WAS ZU TUN IST |
Ordne die Zeilen der Auflistung ab ihrer ersten Zeile bis einschließlich der Zeile mit „plot-area <box>401 107 1432 988</box>“ als nummerierte Liste an und lass dabei Leerzeilen weg.

Annotationen von Layoutelementen:
━━━━━━━━━━
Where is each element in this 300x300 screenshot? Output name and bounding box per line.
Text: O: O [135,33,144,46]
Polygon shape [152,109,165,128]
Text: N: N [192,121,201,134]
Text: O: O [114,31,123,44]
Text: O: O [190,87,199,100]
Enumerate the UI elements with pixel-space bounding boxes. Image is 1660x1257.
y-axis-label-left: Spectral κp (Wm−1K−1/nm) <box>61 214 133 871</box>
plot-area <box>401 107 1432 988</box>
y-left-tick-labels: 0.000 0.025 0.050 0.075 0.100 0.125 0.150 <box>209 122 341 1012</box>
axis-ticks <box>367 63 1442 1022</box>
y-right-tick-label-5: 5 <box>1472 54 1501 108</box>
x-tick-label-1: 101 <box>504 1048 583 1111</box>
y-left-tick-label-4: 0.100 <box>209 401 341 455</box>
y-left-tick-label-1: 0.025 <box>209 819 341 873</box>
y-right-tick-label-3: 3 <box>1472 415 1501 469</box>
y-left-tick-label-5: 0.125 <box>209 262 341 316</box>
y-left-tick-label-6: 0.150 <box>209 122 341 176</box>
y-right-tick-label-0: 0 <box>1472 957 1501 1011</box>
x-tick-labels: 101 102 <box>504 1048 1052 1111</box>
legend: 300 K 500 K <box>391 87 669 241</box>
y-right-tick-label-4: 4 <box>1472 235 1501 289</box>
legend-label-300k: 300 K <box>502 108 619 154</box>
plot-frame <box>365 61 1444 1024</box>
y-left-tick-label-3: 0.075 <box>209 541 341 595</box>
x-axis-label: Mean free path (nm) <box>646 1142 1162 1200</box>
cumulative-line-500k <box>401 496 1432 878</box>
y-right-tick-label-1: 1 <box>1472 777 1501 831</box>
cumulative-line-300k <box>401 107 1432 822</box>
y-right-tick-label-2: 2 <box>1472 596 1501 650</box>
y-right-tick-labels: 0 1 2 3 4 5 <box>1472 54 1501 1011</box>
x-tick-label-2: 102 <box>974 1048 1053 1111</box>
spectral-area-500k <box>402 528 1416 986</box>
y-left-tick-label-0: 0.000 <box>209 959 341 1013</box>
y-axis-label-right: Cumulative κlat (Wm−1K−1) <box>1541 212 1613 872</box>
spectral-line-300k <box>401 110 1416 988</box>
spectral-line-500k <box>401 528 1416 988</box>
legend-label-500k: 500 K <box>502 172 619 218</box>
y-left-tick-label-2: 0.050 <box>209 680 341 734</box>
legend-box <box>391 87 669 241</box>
━━━━━━━━━━
LÖSUNG |
1. Where is each element in this 300x300 screenshot? Output name and bounding box per line.
2. Text: O: O [135,33,144,46]
3. Polygon shape [152,109,165,128]
4. Text: N: N [192,121,201,134]
5. Text: O: O [114,31,123,44]
6. Text: O: O [190,87,199,100]
7. Enumerate the UI elements with pixel-space bounding boxes. Image is 1660x1257.
8. y-axis-label-left: Spectral κp (Wm−1K−1/nm) <box>61 214 133 871</box>
9. plot-area <box>401 107 1432 988</box>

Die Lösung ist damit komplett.